__Written instruction__
Identify all lines in the data containing the string "consumers". Copy them out.
□ □ □ □ □ □ □
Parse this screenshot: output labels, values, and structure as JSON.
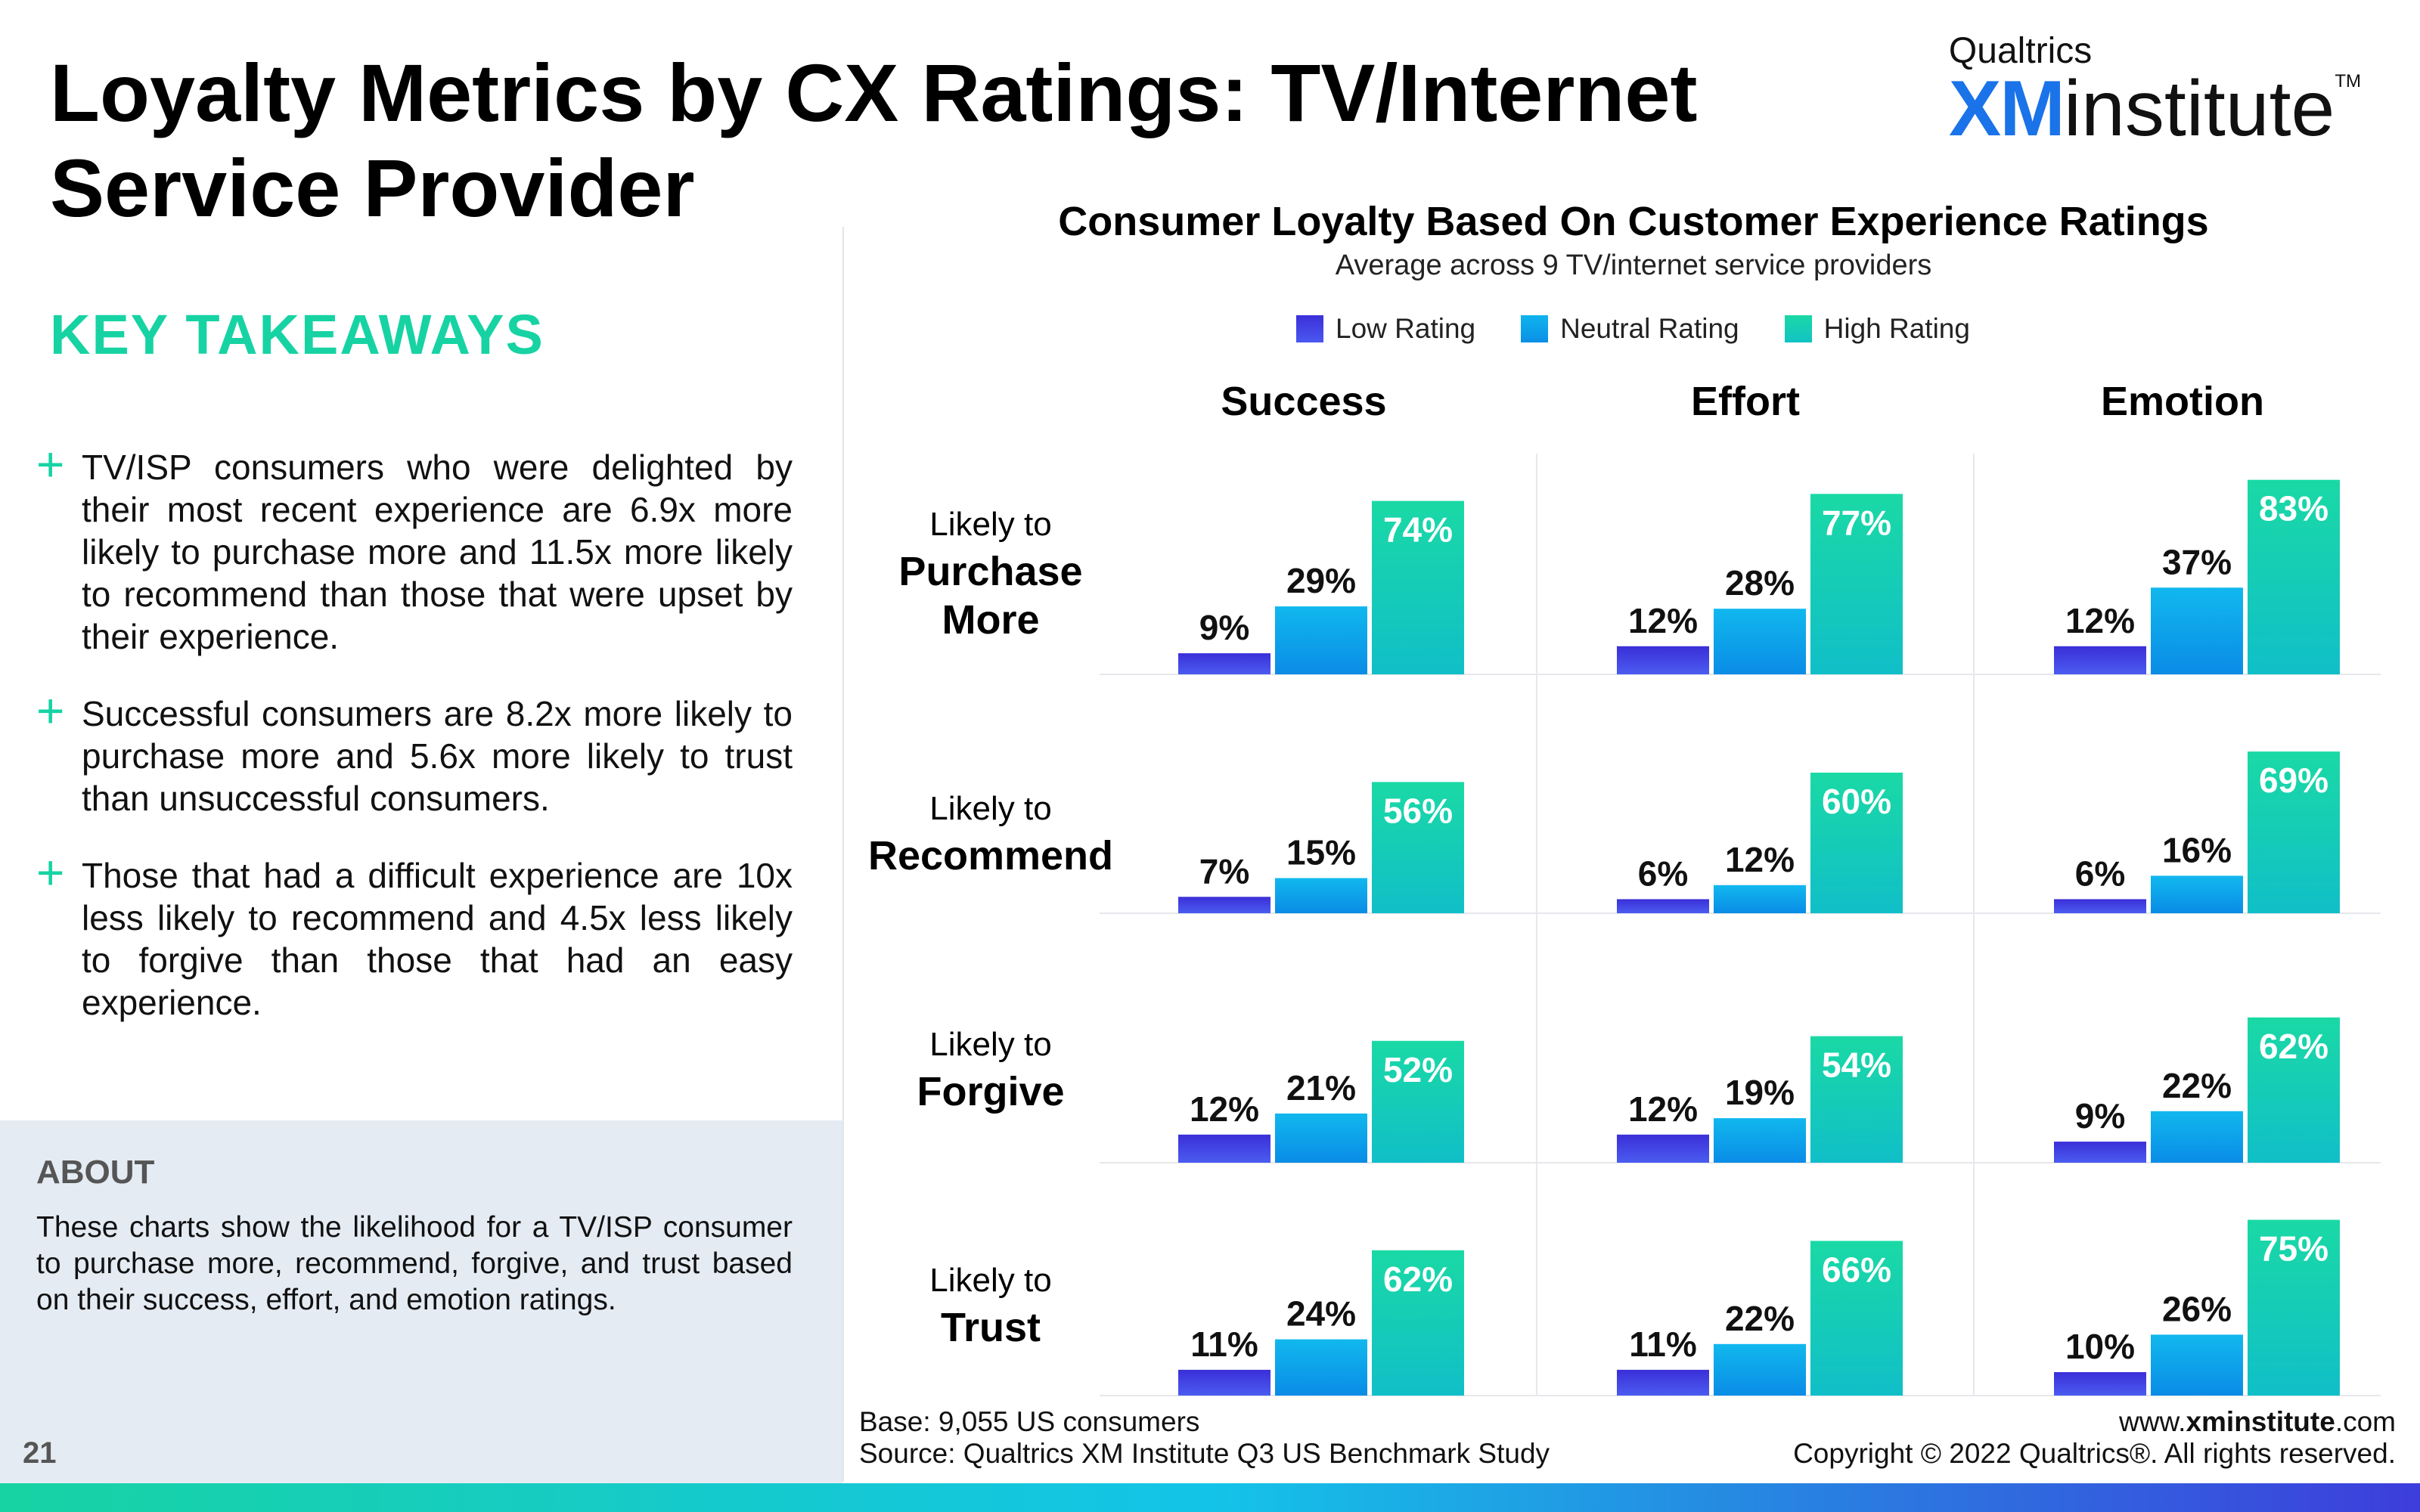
{
  "header": {
    "title": "Loyalty Metrics by CX Ratings: TV/Internet Service Provider",
    "logo_brand": "Qualtrics",
    "logo_xm": "XM",
    "logo_institute": "institute",
    "logo_tm": "TM"
  },
  "takeaways": {
    "heading": "KEY TAKEAWAYS",
    "items": [
      "TV/ISP consumers who were delighted by their most recent experience are 6.9x more likely to purchase more and 11.5x more likely to recommend than those that were upset by their experience.",
      "Successful consumers are 8.2x more likely to purchase more and 5.6x more likely to trust than unsuccessful consumers.",
      "Those that had a difficult experience are 10x less likely to recommend and 4.5x less likely to forgive than those that had an easy experience."
    ]
  },
  "about": {
    "heading": "ABOUT",
    "text": "These charts show the likelihood for a TV/ISP consumer to purchase more, recommend, forgive, and trust based on their success, effort, and emotion ratings."
  },
  "page_number": "21",
  "footer": {
    "base": "Base: 9,055 US consumers",
    "source": "Source: Qualtrics XM Institute Q3 US Benchmark Study",
    "url_prefix": "www.",
    "url_bold": "xminstitute",
    "url_suffix": ".com",
    "copyright": "Copyright © 2022 Qualtrics®. All rights reserved."
  },
  "colors": {
    "low": "#3b30d9",
    "neutral": "#0ea5ec",
    "high": "#19cfa8",
    "accent": "#17d3a3"
  },
  "chart_data": {
    "type": "bar",
    "title": "Consumer Loyalty Based On Customer Experience Ratings",
    "subtitle": "Average across 9 TV/internet service providers",
    "legend": [
      "Low Rating",
      "Neutral Rating",
      "High Rating"
    ],
    "legend_position": "top",
    "columns": [
      "Success",
      "Effort",
      "Emotion"
    ],
    "rows": [
      {
        "pre": "Likely to",
        "main": "Purchase More"
      },
      {
        "pre": "Likely to",
        "main": "Recommend"
      },
      {
        "pre": "Likely to",
        "main": "Forgive"
      },
      {
        "pre": "Likely to",
        "main": "Trust"
      }
    ],
    "unit": "%",
    "values": [
      [
        [
          9,
          29,
          74
        ],
        [
          12,
          28,
          77
        ],
        [
          12,
          37,
          83
        ]
      ],
      [
        [
          7,
          15,
          56
        ],
        [
          6,
          12,
          60
        ],
        [
          6,
          16,
          69
        ]
      ],
      [
        [
          12,
          21,
          52
        ],
        [
          12,
          19,
          54
        ],
        [
          9,
          22,
          62
        ]
      ],
      [
        [
          11,
          24,
          62
        ],
        [
          11,
          22,
          66
        ],
        [
          10,
          26,
          75
        ]
      ]
    ]
  }
}
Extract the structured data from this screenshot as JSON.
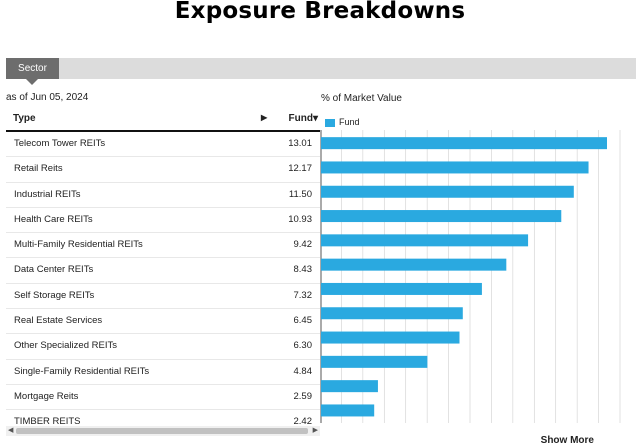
{
  "title": "Exposure Breakdowns",
  "tab": {
    "label": "Sector"
  },
  "as_of": "as of Jun 05, 2024",
  "table": {
    "col_type": "Type",
    "col_fund": "Fund▾",
    "sort_arrow": "▶"
  },
  "chart_label": "% of Market Value",
  "legend": {
    "label": "Fund"
  },
  "show_more": "Show More",
  "scroll": {
    "left": "◀",
    "right": "▶"
  },
  "colors": {
    "bar": "#2aa9e0",
    "grid": "#cfcfcf"
  },
  "rows": [
    {
      "name": "Telecom Tower REITs",
      "value": "13.01"
    },
    {
      "name": "Retail Reits",
      "value": "12.17"
    },
    {
      "name": "Industrial REITs",
      "value": "11.50"
    },
    {
      "name": "Health Care REITs",
      "value": "10.93"
    },
    {
      "name": "Multi-Family Residential REITs",
      "value": "9.42"
    },
    {
      "name": "Data Center REITs",
      "value": "8.43"
    },
    {
      "name": "Self Storage REITs",
      "value": "7.32"
    },
    {
      "name": "Real Estate Services",
      "value": "6.45"
    },
    {
      "name": "Other Specialized REITs",
      "value": "6.30"
    },
    {
      "name": "Single-Family Residential REITs",
      "value": "4.84"
    },
    {
      "name": "Mortgage Reits",
      "value": "2.59"
    },
    {
      "name": "TIMBER REITS",
      "value": "2.42"
    }
  ],
  "chart_data": {
    "type": "bar",
    "orientation": "horizontal",
    "categories": [
      "Telecom Tower REITs",
      "Retail Reits",
      "Industrial REITs",
      "Health Care REITs",
      "Multi-Family Residential REITs",
      "Data Center REITs",
      "Self Storage REITs",
      "Real Estate Services",
      "Other Specialized REITs",
      "Single-Family Residential REITs",
      "Mortgage Reits",
      "TIMBER REITS"
    ],
    "series": [
      {
        "name": "Fund",
        "values": [
          13.01,
          12.17,
          11.5,
          10.93,
          9.42,
          8.43,
          7.32,
          6.45,
          6.3,
          4.84,
          2.59,
          2.42
        ]
      }
    ],
    "xlim": [
      0,
      14
    ],
    "grid": true,
    "legend": "top-left"
  }
}
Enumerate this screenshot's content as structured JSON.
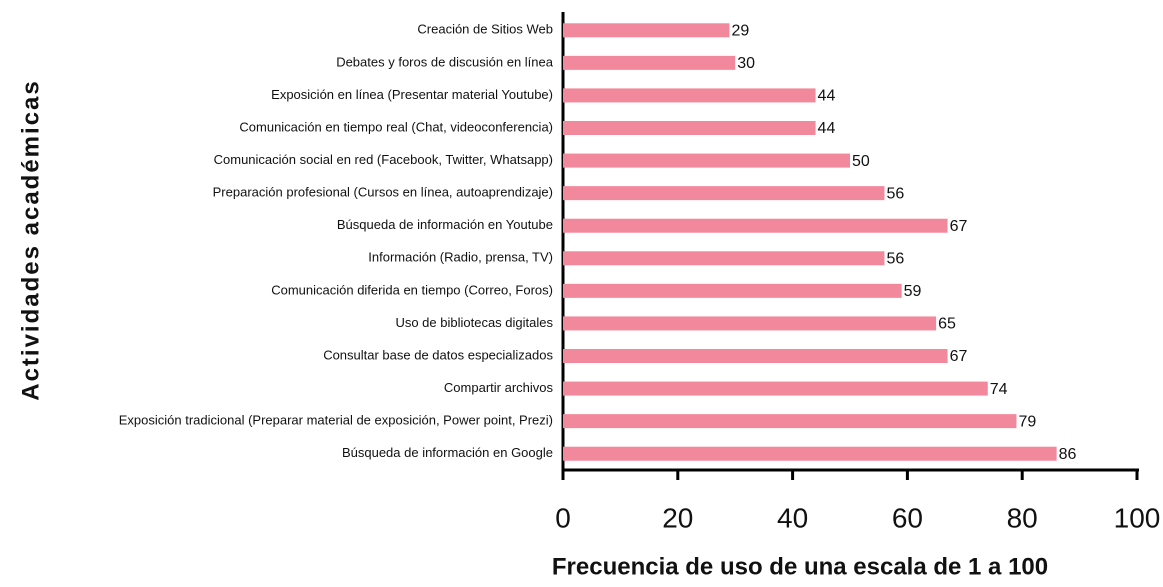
{
  "chart_data": {
    "type": "bar",
    "orientation": "horizontal",
    "xlabel": "Frecuencia de uso de una escala de 1 a 100",
    "ylabel": "Actividades académicas",
    "categories": [
      "Creación de Sitios Web",
      "Debates y foros de discusión en línea",
      "Exposición en línea (Presentar material Youtube)",
      "Comunicación en tiempo real (Chat, videoconferencia)",
      "Comunicación social en red (Facebook, Twitter, Whatsapp)",
      "Preparación profesional (Cursos en línea, autoaprendizaje)",
      "Búsqueda de información en Youtube",
      "Información (Radio, prensa, TV)",
      "Comunicación diferida en tiempo (Correo, Foros)",
      "Uso de bibliotecas digitales",
      "Consultar base de datos especializados",
      "Compartir archivos",
      "Exposición tradicional (Preparar material de exposición, Power point, Prezi)",
      "Búsqueda de información en Google"
    ],
    "values": [
      29,
      30,
      44,
      44,
      50,
      56,
      67,
      56,
      59,
      65,
      67,
      74,
      79,
      86
    ],
    "color": "#f2889c",
    "xlim": [
      0,
      100
    ],
    "xticks": [
      0,
      20,
      40,
      60,
      80,
      100
    ]
  }
}
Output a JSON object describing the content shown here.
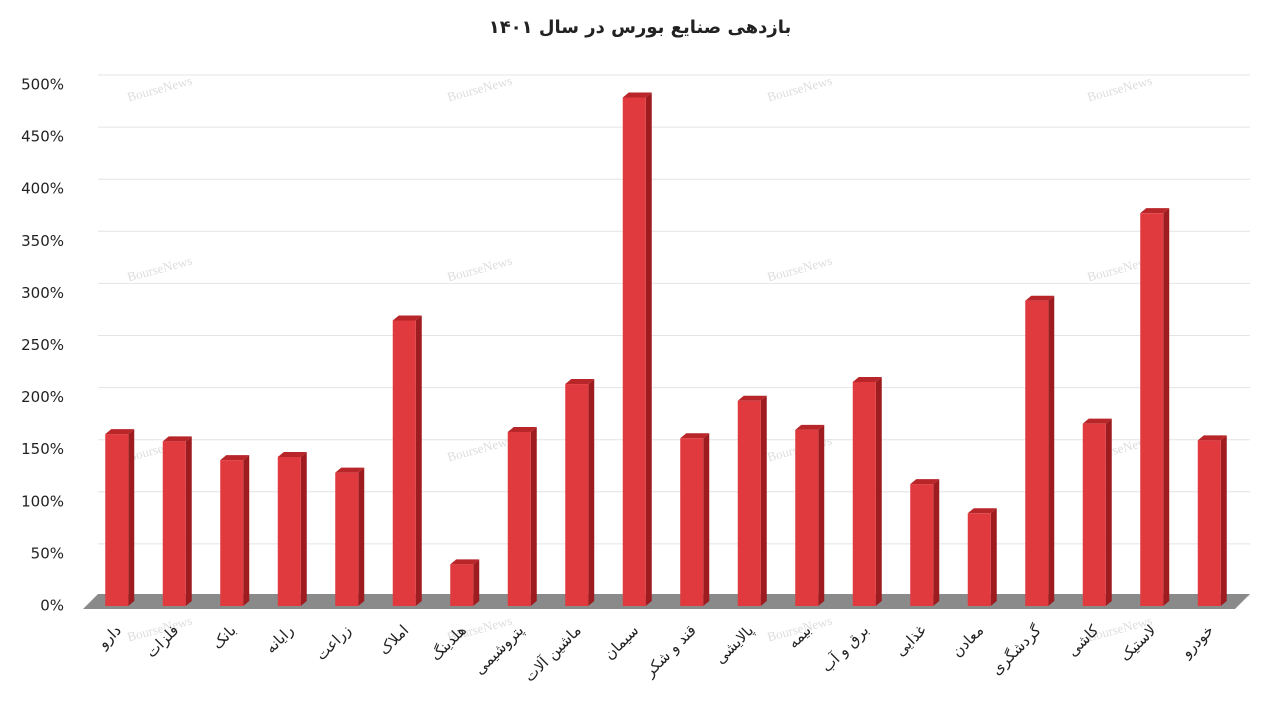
□ □ □ □ □ □ □
__Result of this task__
      "TV/ISP consumers who were delighted by their most recent experience are 6.9x more likely to purchase more and 11.5x more likely to recommend than those that were upset by their experience.",
      "Successful consumers are 8.2x more likely to purchase more and 5.6x more likely to trust than unsuccessful consumers.",
    "base": "Base: 9,055 US consumers",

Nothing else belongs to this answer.